| Set problem |
Reply with only the number of lines that contain the string "name".

-*-*-

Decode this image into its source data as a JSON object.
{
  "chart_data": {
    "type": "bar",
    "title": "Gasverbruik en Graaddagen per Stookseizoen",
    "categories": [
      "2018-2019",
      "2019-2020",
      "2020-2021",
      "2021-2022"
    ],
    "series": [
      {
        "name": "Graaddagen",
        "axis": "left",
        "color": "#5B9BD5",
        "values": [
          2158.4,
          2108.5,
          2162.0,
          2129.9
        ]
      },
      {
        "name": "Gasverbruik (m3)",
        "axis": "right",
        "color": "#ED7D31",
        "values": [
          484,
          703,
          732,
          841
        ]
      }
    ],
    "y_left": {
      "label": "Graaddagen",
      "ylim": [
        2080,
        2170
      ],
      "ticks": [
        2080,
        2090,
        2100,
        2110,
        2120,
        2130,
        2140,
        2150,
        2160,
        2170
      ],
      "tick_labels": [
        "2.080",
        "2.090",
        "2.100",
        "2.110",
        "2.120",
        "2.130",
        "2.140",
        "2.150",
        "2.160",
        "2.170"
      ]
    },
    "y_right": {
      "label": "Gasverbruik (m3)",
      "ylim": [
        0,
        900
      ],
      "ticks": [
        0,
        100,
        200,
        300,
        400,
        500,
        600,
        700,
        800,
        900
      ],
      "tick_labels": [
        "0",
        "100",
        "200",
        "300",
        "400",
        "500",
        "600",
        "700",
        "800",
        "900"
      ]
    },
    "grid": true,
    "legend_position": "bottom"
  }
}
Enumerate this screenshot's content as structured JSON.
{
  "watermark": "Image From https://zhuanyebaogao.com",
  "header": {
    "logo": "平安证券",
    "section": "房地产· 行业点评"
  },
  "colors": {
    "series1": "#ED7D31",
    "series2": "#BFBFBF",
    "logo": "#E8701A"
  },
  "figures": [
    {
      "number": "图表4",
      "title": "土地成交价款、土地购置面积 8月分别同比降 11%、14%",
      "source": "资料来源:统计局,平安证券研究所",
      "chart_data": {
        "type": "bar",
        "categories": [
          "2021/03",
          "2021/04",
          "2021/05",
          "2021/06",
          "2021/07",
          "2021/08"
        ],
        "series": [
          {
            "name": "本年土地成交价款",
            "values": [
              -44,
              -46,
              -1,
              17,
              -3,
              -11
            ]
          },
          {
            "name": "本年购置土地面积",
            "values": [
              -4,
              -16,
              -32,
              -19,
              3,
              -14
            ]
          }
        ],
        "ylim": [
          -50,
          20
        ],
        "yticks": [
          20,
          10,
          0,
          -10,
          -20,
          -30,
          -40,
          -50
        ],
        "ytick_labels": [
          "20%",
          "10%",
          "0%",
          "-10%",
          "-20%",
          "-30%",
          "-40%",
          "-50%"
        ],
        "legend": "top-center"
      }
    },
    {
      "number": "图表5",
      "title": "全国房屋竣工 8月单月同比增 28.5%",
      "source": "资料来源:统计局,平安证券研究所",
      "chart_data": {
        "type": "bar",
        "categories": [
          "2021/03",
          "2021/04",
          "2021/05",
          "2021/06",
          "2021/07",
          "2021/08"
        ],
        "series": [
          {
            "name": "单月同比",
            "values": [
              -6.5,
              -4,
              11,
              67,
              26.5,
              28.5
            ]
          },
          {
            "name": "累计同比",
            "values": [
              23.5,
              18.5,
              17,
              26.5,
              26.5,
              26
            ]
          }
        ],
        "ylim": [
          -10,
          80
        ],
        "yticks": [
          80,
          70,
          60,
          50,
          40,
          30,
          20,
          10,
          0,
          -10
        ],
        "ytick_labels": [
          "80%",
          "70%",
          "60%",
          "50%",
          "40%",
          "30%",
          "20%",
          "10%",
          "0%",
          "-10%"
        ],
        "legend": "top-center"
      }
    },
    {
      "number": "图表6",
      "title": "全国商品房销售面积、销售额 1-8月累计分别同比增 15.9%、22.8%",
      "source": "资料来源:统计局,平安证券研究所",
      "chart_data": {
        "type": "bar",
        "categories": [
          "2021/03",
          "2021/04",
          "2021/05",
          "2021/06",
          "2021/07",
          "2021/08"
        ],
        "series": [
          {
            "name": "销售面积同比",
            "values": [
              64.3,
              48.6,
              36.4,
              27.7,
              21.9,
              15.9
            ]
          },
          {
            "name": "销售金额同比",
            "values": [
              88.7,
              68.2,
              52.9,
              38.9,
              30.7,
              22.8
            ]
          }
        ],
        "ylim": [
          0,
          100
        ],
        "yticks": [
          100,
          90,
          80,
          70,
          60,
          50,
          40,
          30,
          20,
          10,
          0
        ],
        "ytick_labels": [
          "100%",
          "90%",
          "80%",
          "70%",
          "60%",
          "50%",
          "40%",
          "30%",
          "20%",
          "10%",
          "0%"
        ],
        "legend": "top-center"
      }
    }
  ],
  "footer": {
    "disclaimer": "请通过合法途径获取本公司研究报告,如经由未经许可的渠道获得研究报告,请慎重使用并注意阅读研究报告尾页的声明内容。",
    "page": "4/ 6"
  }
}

-*-*-

| Reply to the task |
8